The task: Give a verbatim quotation of every record.

[Provided material start]

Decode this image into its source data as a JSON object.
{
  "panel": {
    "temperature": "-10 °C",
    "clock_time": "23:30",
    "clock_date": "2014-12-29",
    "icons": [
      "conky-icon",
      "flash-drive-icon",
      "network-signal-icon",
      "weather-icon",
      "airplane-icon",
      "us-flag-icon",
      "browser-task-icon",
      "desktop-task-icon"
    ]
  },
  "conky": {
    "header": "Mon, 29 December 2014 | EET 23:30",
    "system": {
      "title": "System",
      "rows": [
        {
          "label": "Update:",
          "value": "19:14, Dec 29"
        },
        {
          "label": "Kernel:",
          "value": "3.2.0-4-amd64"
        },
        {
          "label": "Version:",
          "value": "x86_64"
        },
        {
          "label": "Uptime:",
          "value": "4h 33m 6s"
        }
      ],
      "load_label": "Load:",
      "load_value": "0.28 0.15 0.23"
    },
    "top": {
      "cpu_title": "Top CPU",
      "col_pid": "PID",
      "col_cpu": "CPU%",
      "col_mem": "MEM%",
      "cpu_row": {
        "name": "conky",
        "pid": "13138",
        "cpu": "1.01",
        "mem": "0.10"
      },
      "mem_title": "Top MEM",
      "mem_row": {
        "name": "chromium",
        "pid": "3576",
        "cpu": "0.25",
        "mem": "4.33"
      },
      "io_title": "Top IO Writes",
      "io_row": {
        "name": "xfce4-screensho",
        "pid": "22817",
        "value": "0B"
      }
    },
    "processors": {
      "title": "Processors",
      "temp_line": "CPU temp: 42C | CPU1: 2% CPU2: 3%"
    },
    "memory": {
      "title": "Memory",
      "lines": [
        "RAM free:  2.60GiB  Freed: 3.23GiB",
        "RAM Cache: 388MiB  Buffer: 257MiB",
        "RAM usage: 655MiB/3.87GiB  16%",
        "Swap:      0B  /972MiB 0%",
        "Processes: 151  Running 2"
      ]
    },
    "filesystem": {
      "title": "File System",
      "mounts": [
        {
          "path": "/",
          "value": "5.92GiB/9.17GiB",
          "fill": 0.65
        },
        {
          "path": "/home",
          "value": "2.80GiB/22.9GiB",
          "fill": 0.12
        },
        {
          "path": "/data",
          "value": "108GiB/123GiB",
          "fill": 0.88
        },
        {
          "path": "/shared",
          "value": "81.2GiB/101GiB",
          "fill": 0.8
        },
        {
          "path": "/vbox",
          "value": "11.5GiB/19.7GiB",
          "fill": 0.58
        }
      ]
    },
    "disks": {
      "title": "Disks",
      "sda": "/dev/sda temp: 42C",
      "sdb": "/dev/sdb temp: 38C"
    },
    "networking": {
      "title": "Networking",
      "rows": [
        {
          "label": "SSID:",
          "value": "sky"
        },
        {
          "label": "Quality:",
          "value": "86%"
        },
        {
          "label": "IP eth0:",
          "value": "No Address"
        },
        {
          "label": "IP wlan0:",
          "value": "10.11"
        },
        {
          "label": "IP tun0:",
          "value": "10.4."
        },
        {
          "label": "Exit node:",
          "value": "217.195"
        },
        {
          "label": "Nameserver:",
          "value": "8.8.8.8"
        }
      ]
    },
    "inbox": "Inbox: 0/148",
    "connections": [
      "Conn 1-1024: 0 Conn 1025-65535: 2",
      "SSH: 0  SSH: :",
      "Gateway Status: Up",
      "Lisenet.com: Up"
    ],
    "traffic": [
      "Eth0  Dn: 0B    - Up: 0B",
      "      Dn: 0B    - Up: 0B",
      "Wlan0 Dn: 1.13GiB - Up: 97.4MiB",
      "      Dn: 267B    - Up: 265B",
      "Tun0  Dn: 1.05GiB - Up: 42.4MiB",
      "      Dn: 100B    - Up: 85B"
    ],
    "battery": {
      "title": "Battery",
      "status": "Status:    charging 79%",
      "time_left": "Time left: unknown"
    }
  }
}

[Provided material end]

Output of the exercise:
Decode this image into its source data as a JSON object.
{
  "panel": {
    "temperature": "-10 °C",
    "clock_time": "23:30",
    "clock_date": "2014-12-29",
    "icons": [
      "conky-icon",
      "flash-drive-icon",
      "network-signal-icon",
      "weather-icon",
      "airplane-icon",
      "us-flag-icon",
      "browser-task-icon",
      "desktop-task-icon"
    ]
  },
  "conky": {
    "header": "Mon, 29 December 2014 | EET 23:30",
    "system": {
      "title": "System",
      "rows": [
        {
          "label": "Update:",
          "value": "19:14, Dec 29"
        },
        {
          "label": "Kernel:",
          "value": "3.2.0-4-amd64"
        },
        {
          "label": "Version:",
          "value": "x86_64"
        },
        {
          "label": "Uptime:",
          "value": "4h 33m 6s"
        }
      ],
      "load_label": "Load:",
      "load_value": "0.28 0.15 0.23"
    },
    "top": {
      "cpu_title": "Top CPU",
      "col_pid": "PID",
      "col_cpu": "CPU%",
      "col_mem": "MEM%",
      "cpu_row": {
        "name": "conky",
        "pid": "13138",
        "cpu": "1.01",
        "mem": "0.10"
      },
      "mem_title": "Top MEM",
      "mem_row": {
        "name": "chromium",
        "pid": "3576",
        "cpu": "0.25",
        "mem": "4.33"
      },
      "io_title": "Top IO Writes",
      "io_row": {
        "name": "xfce4-screensho",
        "pid": "22817",
        "value": "0B"
      }
    },
    "processors": {
      "title": "Processors",
      "temp_line": "CPU temp: 42C | CPU1: 2% CPU2: 3%"
    },
    "memory": {
      "title": "Memory",
      "lines": [
        "RAM free:  2.60GiB  Freed: 3.23GiB",
        "RAM Cache: 388MiB  Buffer: 257MiB",
        "RAM usage: 655MiB/3.87GiB  16%",
        "Swap:      0B  /972MiB 0%",
        "Processes: 151  Running 2"
      ]
    },
    "filesystem": {
      "title": "File System",
      "mounts": [
        {
          "path": "/",
          "value": "5.92GiB/9.17GiB",
          "fill": 0.65
        },
        {
          "path": "/home",
          "value": "2.80GiB/22.9GiB",
          "fill": 0.12
        },
        {
          "path": "/data",
          "value": "108GiB/123GiB",
          "fill": 0.88
        },
        {
          "path": "/shared",
          "value": "81.2GiB/101GiB",
          "fill": 0.8
        },
        {
          "path": "/vbox",
          "value": "11.5GiB/19.7GiB",
          "fill": 0.58
        }
      ]
    },
    "disks": {
      "title": "Disks",
      "sda": "/dev/sda temp: 42C",
      "sdb": "/dev/sdb temp: 38C"
    },
    "networking": {
      "title": "Networking",
      "rows": [
        {
          "label": "SSID:",
          "value": "sky"
        },
        {
          "label": "Quality:",
          "value": "86%"
        },
        {
          "label": "IP eth0:",
          "value": "No Address"
        },
        {
          "label": "IP wlan0:",
          "value": "10.11"
        },
        {
          "label": "IP tun0:",
          "value": "10.4."
        },
        {
          "label": "Exit node:",
          "value": "217.195"
        },
        {
          "label": "Nameserver:",
          "value": "8.8.8.8"
        }
      ]
    },
    "inbox": "Inbox: 0/148",
    "connections": [
      "Conn 1-1024: 0 Conn 1025-65535: 2",
      "SSH: 0  SSH: :",
      "Gateway Status: Up",
      "Lisenet.com: Up"
    ],
    "traffic": [
      "Eth0  Dn: 0B    - Up: 0B",
      "      Dn: 0B    - Up: 0B",
      "Wlan0 Dn: 1.13GiB - Up: 97.4MiB",
      "      Dn: 267B    - Up: 265B",
      "Tun0  Dn: 1.05GiB - Up: 42.4MiB",
      "      Dn: 100B    - Up: 85B"
    ],
    "battery": {
      "title": "Battery",
      "status": "Status:    charging 79%",
      "time_left": "Time left: unknown"
    }
  }
}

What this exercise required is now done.